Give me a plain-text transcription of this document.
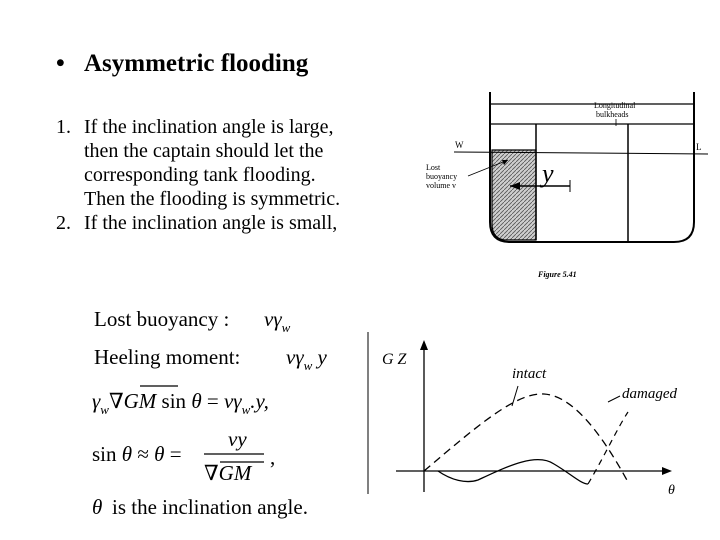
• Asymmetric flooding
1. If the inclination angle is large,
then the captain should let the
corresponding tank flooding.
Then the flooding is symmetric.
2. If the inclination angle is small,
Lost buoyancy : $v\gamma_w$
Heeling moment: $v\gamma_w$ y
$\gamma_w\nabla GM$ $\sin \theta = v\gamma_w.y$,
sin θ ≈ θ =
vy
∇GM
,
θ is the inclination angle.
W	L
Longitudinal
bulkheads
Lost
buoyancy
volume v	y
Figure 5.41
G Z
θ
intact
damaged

→ Task objective: Repeat the records in full, exactly as they appear, without the pictures.

→ Output for this task:
Give me a plain-text transcription of this document.
• Asymmetric flooding
1. If the inclination angle is large,
then the captain should let the
corresponding tank flooding.
Then the flooding is symmetric.
2. If the inclination angle is small,
Lost buoyancy : $v\gamma_w$
Heeling moment: $v\gamma_w$ y
$\gamma_w\nabla GM$ $\sin \theta = v\gamma_w.y$,
sin θ ≈ θ =
vy
∇GM
,
θ is the inclination angle.
W	L
Longitudinal
bulkheads
Lost
buoyancy
volume v	y
Figure 5.41
G Z
θ
intact
damaged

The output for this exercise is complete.